**Data entries for graphics**
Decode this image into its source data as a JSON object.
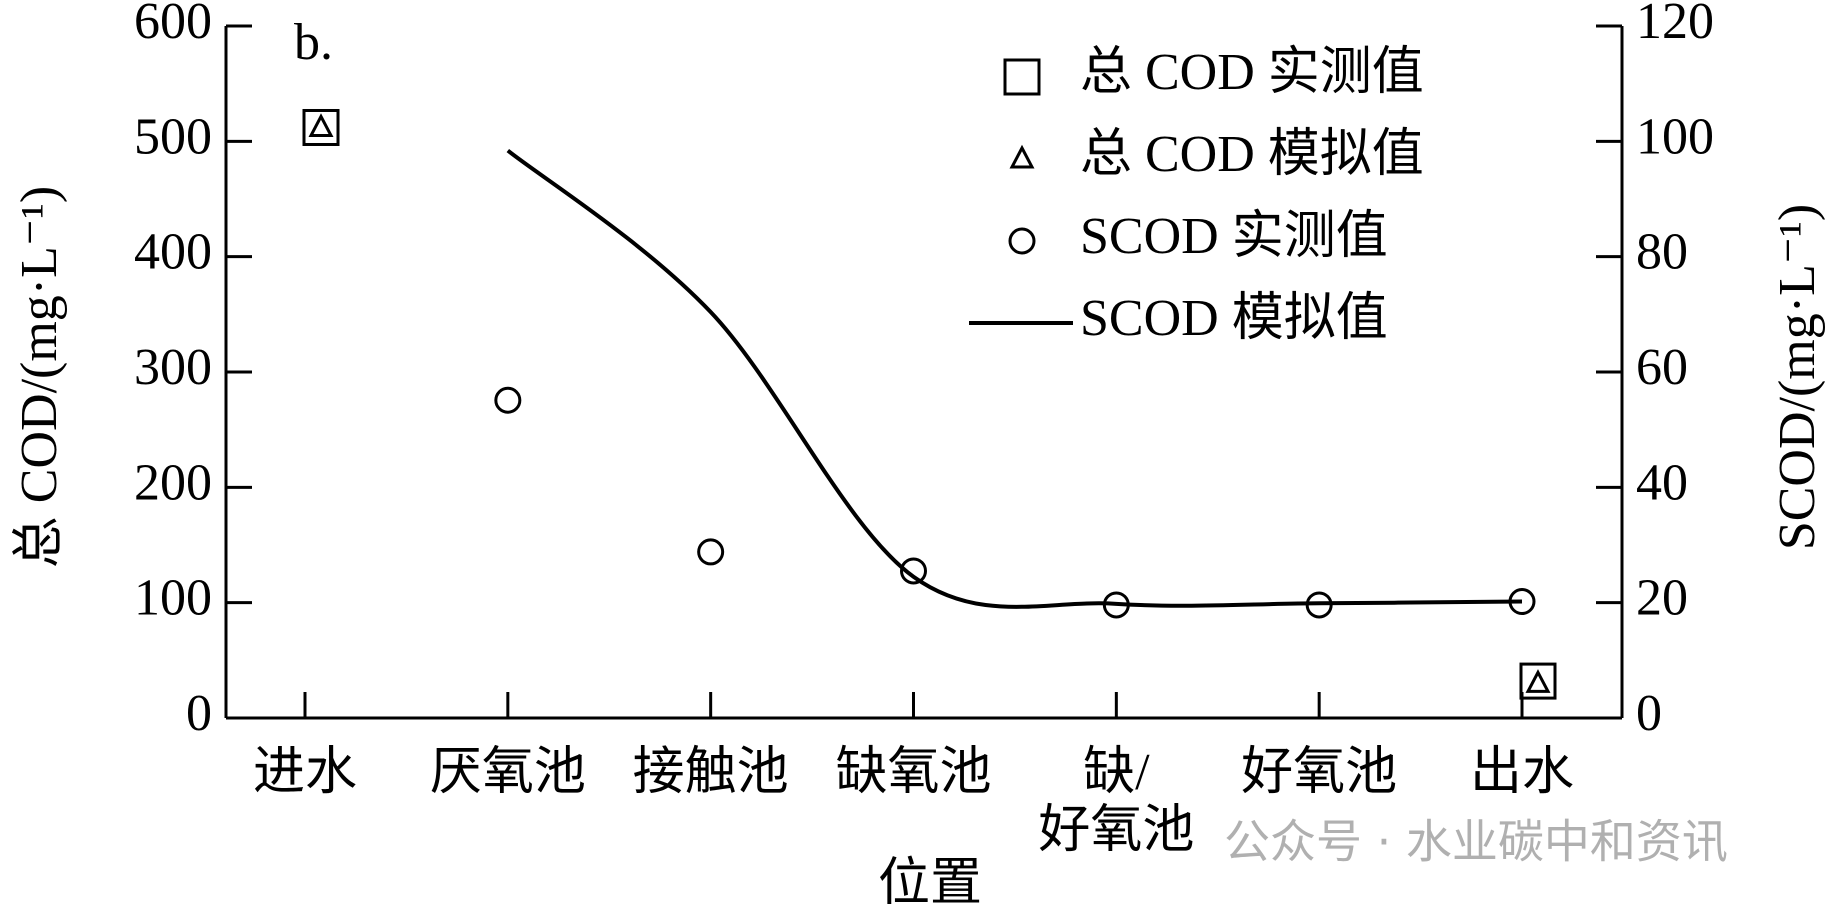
{
  "chart_data": {
    "type": "line",
    "annotation": "b.",
    "x_label": "位置",
    "y_label": "总 COD/(mg·L⁻¹)",
    "y2_label": "SCOD/(mg·L⁻¹)",
    "categories": [
      "进水",
      "厌氧池",
      "接触池",
      "缺氧池",
      "缺/\n好氧池",
      "好氧池",
      "出水"
    ],
    "series": [
      {
        "name": "总 COD 实测值",
        "marker": "square",
        "color": "#000000",
        "values": [
          512,
          null,
          null,
          null,
          null,
          null,
          32
        ]
      },
      {
        "name": "总 COD 模拟值",
        "marker": "triangle",
        "color": "#000000",
        "values": [
          512,
          null,
          null,
          null,
          null,
          null,
          30
        ]
      },
      {
        "name": "SCOD 实测值",
        "marker": "circle",
        "color": "#000000",
        "axis": "y2",
        "values": [
          null,
          55.1,
          28.8,
          25.5,
          19.6,
          19.6,
          20.2
        ]
      },
      {
        "name": "SCOD 模拟值",
        "marker": "line",
        "color": "#000000",
        "axis": "y2",
        "values": [
          null,
          98.4,
          70.4,
          24.5,
          19.8,
          19.9,
          20.2
        ]
      }
    ],
    "ylim": [
      0,
      600
    ],
    "yticks": [
      0,
      100,
      200,
      300,
      400,
      500,
      600
    ],
    "y2lim": [
      0,
      120
    ],
    "y2ticks": [
      0,
      20,
      40,
      60,
      80,
      100,
      120
    ],
    "legend": "upper right",
    "watermark": "公众号 · 水业碳中和资讯"
  }
}
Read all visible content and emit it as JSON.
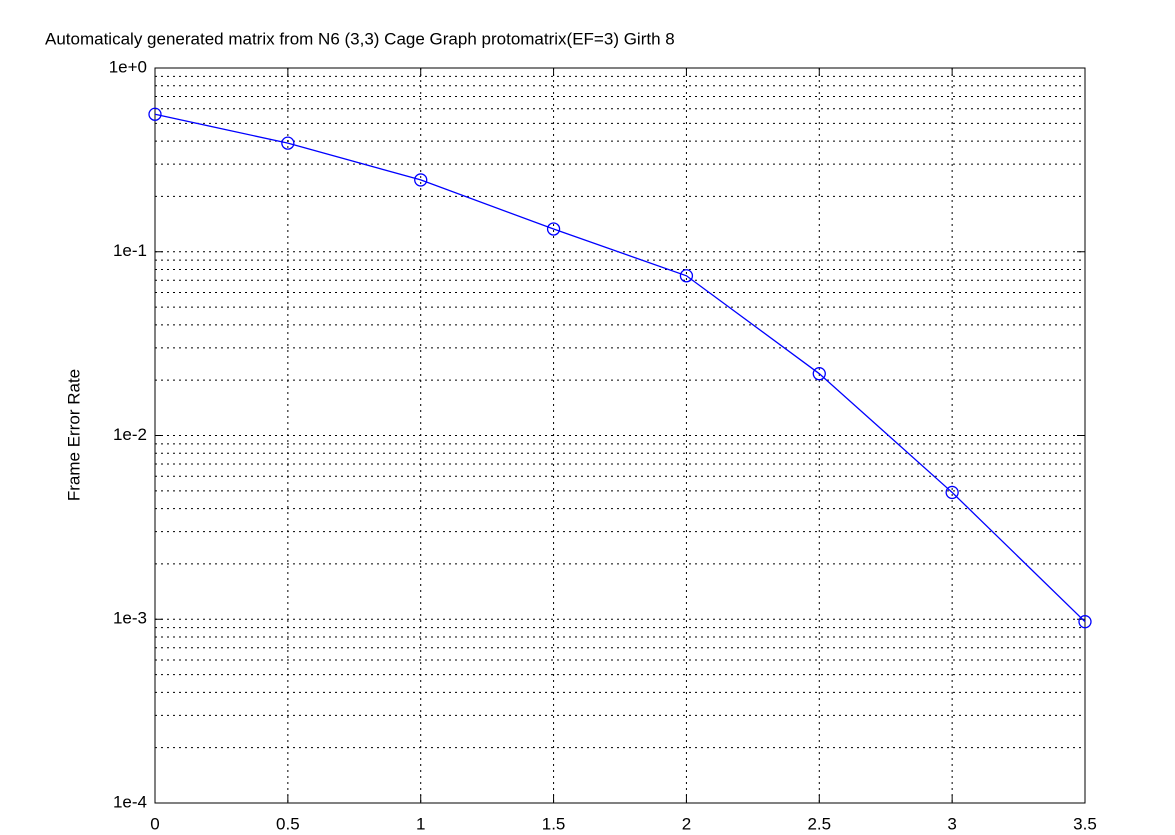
{
  "chart_data": {
    "type": "line",
    "title": "Automaticaly generated matrix from N6 (3,3) Cage Graph protomatrix(EF=3) Girth 8",
    "y_label": "Frame Error Rate",
    "x": [
      0,
      0.5,
      1,
      1.5,
      2,
      2.5,
      3,
      3.5
    ],
    "series": [
      {
        "color": "#0000ff",
        "marker": "circle",
        "values": [
          0.56,
          0.39,
          0.246,
          0.133,
          0.074,
          0.0217,
          0.0049,
          0.00097
        ]
      }
    ],
    "xlim": [
      0,
      3.5
    ],
    "xticks": [
      0,
      0.5,
      1,
      1.5,
      2,
      2.5,
      3,
      3.5
    ],
    "ylim": [
      0.0001,
      1
    ],
    "yticks": [
      {
        "value": 1,
        "label": "1e+0"
      },
      {
        "value": 0.1,
        "label": "1e-1"
      },
      {
        "value": 0.01,
        "label": "1e-2"
      },
      {
        "value": 0.001,
        "label": "1e-3"
      },
      {
        "value": 0.0001,
        "label": "1e-4"
      }
    ],
    "y_log": true,
    "grid": true,
    "minor_grid": true
  }
}
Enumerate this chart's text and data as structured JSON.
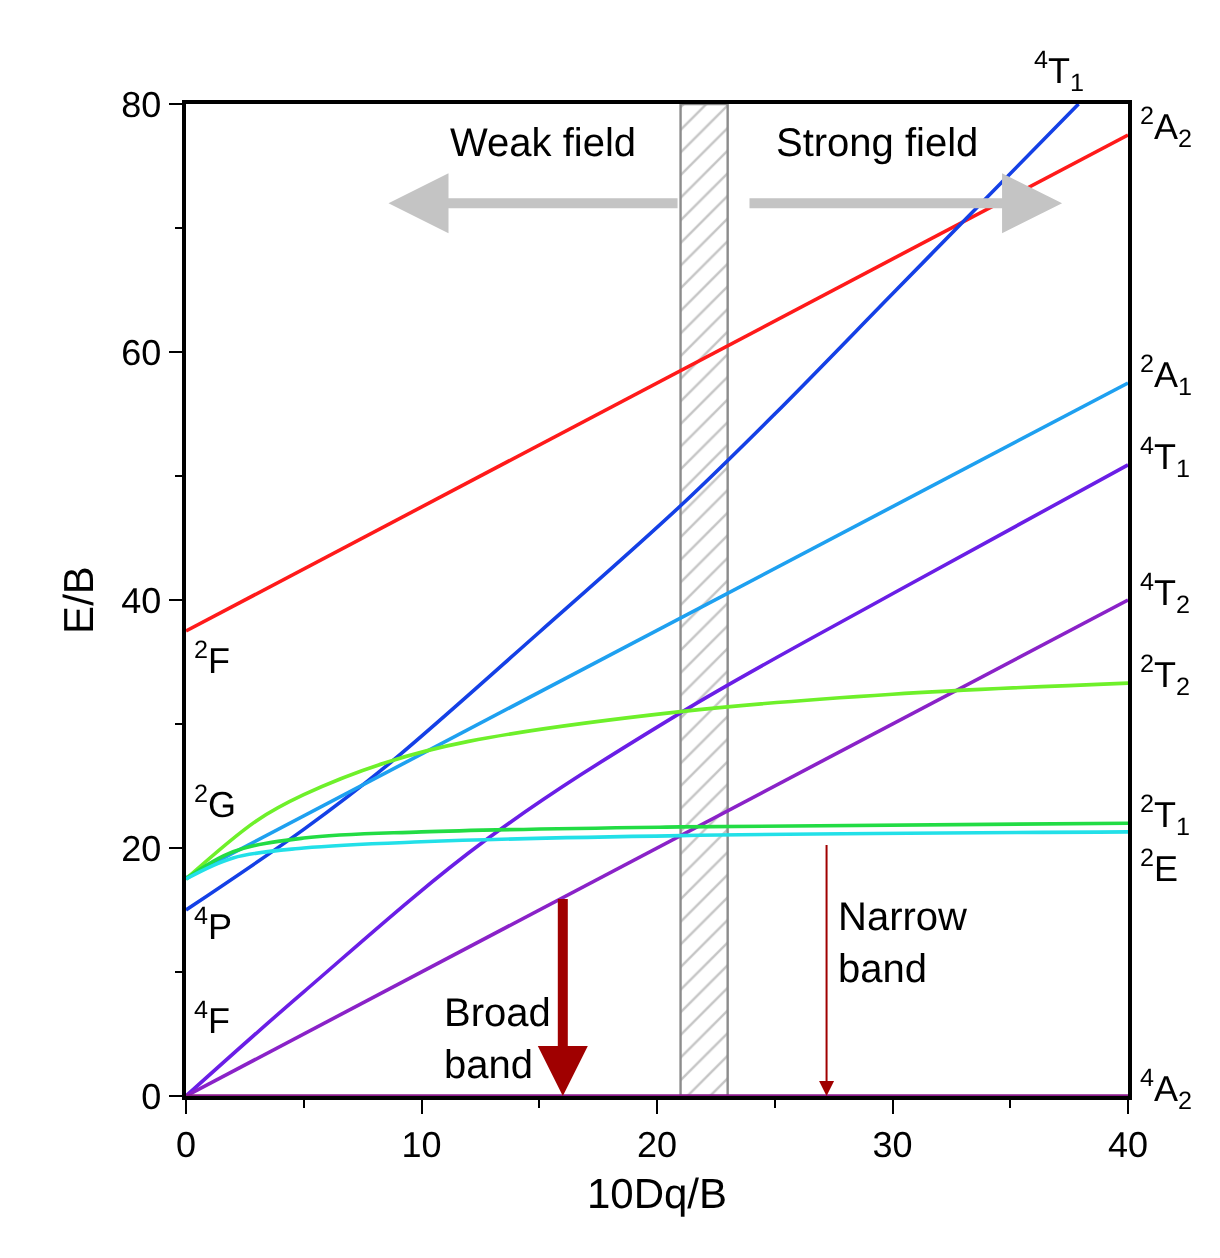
{
  "chart_data": {
    "type": "line",
    "xlabel": "10Dq/B",
    "ylabel": "E/B",
    "xlim": [
      0,
      40
    ],
    "ylim": [
      0,
      80
    ],
    "xticks": [
      0,
      10,
      20,
      30,
      40
    ],
    "yticks": [
      0,
      20,
      40,
      60,
      80
    ],
    "legend": false,
    "marker": "none",
    "line_style": "solid",
    "series": [
      {
        "name": "$^{2}$A$_{2}$",
        "color": "#ff1a1a",
        "x": [
          0,
          40
        ],
        "values": [
          37.5,
          77.5
        ]
      },
      {
        "name": "$^{4}$T$_{1}$",
        "color": "#1440e6",
        "x": [
          0,
          5,
          8.5,
          15,
          21,
          25,
          30,
          33.1,
          37.9
        ],
        "values": [
          15,
          21.5,
          26.6,
          37.4,
          47.6,
          55,
          64.7,
          70.7,
          80
        ]
      },
      {
        "name": "$^{2}$A$_{1}$",
        "color": "#1ea0f0",
        "x": [
          0,
          40
        ],
        "values": [
          17.6,
          57.5
        ]
      },
      {
        "name": "$^{4}$T$_{1}$",
        "color": "#6a1ee6",
        "x": [
          0,
          5,
          12.7,
          21,
          30,
          40
        ],
        "values": [
          0,
          8.4,
          20.6,
          30.9,
          40.5,
          50.9
        ]
      },
      {
        "name": "$^{4}$T$_{2}$",
        "color": "#8a22c8",
        "x": [
          0,
          40
        ],
        "values": [
          0,
          40
        ]
      },
      {
        "name": "$^{2}$T$_{2}$",
        "color": "#6ef02a",
        "x": [
          0,
          3,
          5,
          8.5,
          12,
          21,
          30,
          40
        ],
        "values": [
          17.5,
          22.2,
          24.3,
          26.9,
          28.6,
          31,
          32.4,
          33.3
        ]
      },
      {
        "name": "$^{2}$T$_{1}$",
        "color": "#22dc44",
        "x": [
          0,
          2,
          5,
          10,
          21,
          40
        ],
        "values": [
          17.5,
          19.7,
          20.8,
          21.3,
          21.7,
          22
        ]
      },
      {
        "name": "$^{2}$E",
        "color": "#22e0e8",
        "x": [
          0,
          2,
          5,
          10,
          21,
          40
        ],
        "values": [
          17.5,
          19.2,
          20,
          20.5,
          21,
          21.3
        ]
      },
      {
        "name": "$^{4}$A$_{2}$",
        "color": "#8a1a8a",
        "x": [
          0,
          40
        ],
        "values": [
          0,
          0
        ]
      }
    ],
    "bands": [
      {
        "axis": "x",
        "from": 21,
        "to": 23,
        "color": "#8c8c8c"
      }
    ],
    "annotations": [
      "Weak field",
      "Strong field",
      {
        "text": "Broad band",
        "x": 16,
        "y": 0
      },
      {
        "text": "Narrow band",
        "x": 27.2,
        "y": 0
      },
      "$^{2}$F",
      "$^{2}$G",
      "$^{4}$P",
      "$^{4}$F"
    ]
  }
}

**What you are asked to do**
All of the entries need to be transcribed word for word; pictures are left out.

**Final result**
Decode this image into its source data as a JSON object.
{
  "chart_data": {
    "type": "line",
    "annotation": "b.",
    "x_label": "位置",
    "y_label": "总 COD/(mg·L⁻¹)",
    "y2_label": "SCOD/(mg·L⁻¹)",
    "categories": [
      "进水",
      "厌氧池",
      "接触池",
      "缺氧池",
      "缺/\n好氧池",
      "好氧池",
      "出水"
    ],
    "series": [
      {
        "name": "总 COD 实测值",
        "marker": "square",
        "color": "#000000",
        "values": [
          512,
          null,
          null,
          null,
          null,
          null,
          32
        ]
      },
      {
        "name": "总 COD 模拟值",
        "marker": "triangle",
        "color": "#000000",
        "values": [
          512,
          null,
          null,
          null,
          null,
          null,
          30
        ]
      },
      {
        "name": "SCOD 实测值",
        "marker": "circle",
        "color": "#000000",
        "axis": "y2",
        "values": [
          null,
          55.1,
          28.8,
          25.5,
          19.6,
          19.6,
          20.2
        ]
      },
      {
        "name": "SCOD 模拟值",
        "marker": "line",
        "color": "#000000",
        "axis": "y2",
        "values": [
          null,
          98.4,
          70.4,
          24.5,
          19.8,
          19.9,
          20.2
        ]
      }
    ],
    "ylim": [
      0,
      600
    ],
    "yticks": [
      0,
      100,
      200,
      300,
      400,
      500,
      600
    ],
    "y2lim": [
      0,
      120
    ],
    "y2ticks": [
      0,
      20,
      40,
      60,
      80,
      100,
      120
    ],
    "legend": "upper right",
    "watermark": "公众号 · 水业碳中和资讯"
  }
}
Read all visible content and emit it as JSON.
{
  "chart_data": {
    "type": "line",
    "title": "Automaticaly generated matrix from N6 (3,3) Cage Graph protomatrix(EF=3) Girth 8",
    "y_label": "Frame Error Rate",
    "x": [
      0,
      0.5,
      1,
      1.5,
      2,
      2.5,
      3,
      3.5
    ],
    "series": [
      {
        "color": "#0000ff",
        "marker": "circle",
        "values": [
          0.56,
          0.39,
          0.246,
          0.133,
          0.074,
          0.0217,
          0.0049,
          0.00097
        ]
      }
    ],
    "xlim": [
      0,
      3.5
    ],
    "xticks": [
      0,
      0.5,
      1,
      1.5,
      2,
      2.5,
      3,
      3.5
    ],
    "ylim": [
      0.0001,
      1
    ],
    "yticks": [
      {
        "value": 1,
        "label": "1e+0"
      },
      {
        "value": 0.1,
        "label": "1e-1"
      },
      {
        "value": 0.01,
        "label": "1e-2"
      },
      {
        "value": 0.001,
        "label": "1e-3"
      },
      {
        "value": 0.0001,
        "label": "1e-4"
      }
    ],
    "y_log": true,
    "grid": true,
    "minor_grid": true
  }
}
Enumerate this chart's text and data as structured JSON.
{
  "chart_data": {
    "type": "line",
    "xlabel": "10Dq/B",
    "ylabel": "E/B",
    "xlim": [
      0,
      40
    ],
    "ylim": [
      0,
      80
    ],
    "xticks": [
      0,
      10,
      20,
      30,
      40
    ],
    "yticks": [
      0,
      20,
      40,
      60,
      80
    ],
    "legend": false,
    "marker": "none",
    "line_style": "solid",
    "series": [
      {
        "name": "$^{2}$A$_{2}$",
        "color": "#ff1a1a",
        "x": [
          0,
          40
        ],
        "values": [
          37.5,
          77.5
        ]
      },
      {
        "name": "$^{4}$T$_{1}$",
        "color": "#1440e6",
        "x": [
          0,
          5,
          8.5,
          15,
          21,
          25,
          30,
          33.1,
          37.9
        ],
        "values": [
          15,
          21.5,
          26.6,
          37.4,
          47.6,
          55,
          64.7,
          70.7,
          80
        ]
      },
      {
        "name": "$^{2}$A$_{1}$",
        "color": "#1ea0f0",
        "x": [
          0,
          40
        ],
        "values": [
          17.6,
          57.5
        ]
      },
      {
        "name": "$^{4}$T$_{1}$",
        "color": "#6a1ee6",
        "x": [
          0,
          5,
          12.7,
          21,
          30,
          40
        ],
        "values": [
          0,
          8.4,
          20.6,
          30.9,
          40.5,
          50.9
        ]
      },
      {
        "name": "$^{4}$T$_{2}$",
        "color": "#8a22c8",
        "x": [
          0,
          40
        ],
        "values": [
          0,
          40
        ]
      },
      {
        "name": "$^{2}$T$_{2}$",
        "color": "#6ef02a",
        "x": [
          0,
          3,
          5,
          8.5,
          12,
          21,
          30,
          40
        ],
        "values": [
          17.5,
          22.2,
          24.3,
          26.9,
          28.6,
          31,
          32.4,
          33.3
        ]
      },
      {
        "name": "$^{2}$T$_{1}$",
        "color": "#22dc44",
        "x": [
          0,
          2,
          5,
          10,
          21,
          40
        ],
        "values": [
          17.5,
          19.7,
          20.8,
          21.3,
          21.7,
          22
        ]
      },
      {
        "name": "$^{2}$E",
        "color": "#22e0e8",
        "x": [
          0,
          2,
          5,
          10,
          21,
          40
        ],
        "values": [
          17.5,
          19.2,
          20,
          20.5,
          21,
          21.3
        ]
      },
      {
        "name": "$^{4}$A$_{2}$",
        "color": "#8a1a8a",
        "x": [
          0,
          40
        ],
        "values": [
          0,
          0
        ]
      }
    ],
    "bands": [
      {
        "axis": "x",
        "from": 21,
        "to": 23,
        "color": "#8c8c8c"
      }
    ],
    "annotations": [
      "Weak field",
      "Strong field",
      {
        "text": "Broad band",
        "x": 16,
        "y": 0
      },
      {
        "text": "Narrow band",
        "x": 27.2,
        "y": 0
      },
      "$^{2}$F",
      "$^{2}$G",
      "$^{4}$P",
      "$^{4}$F"
    ]
  }
}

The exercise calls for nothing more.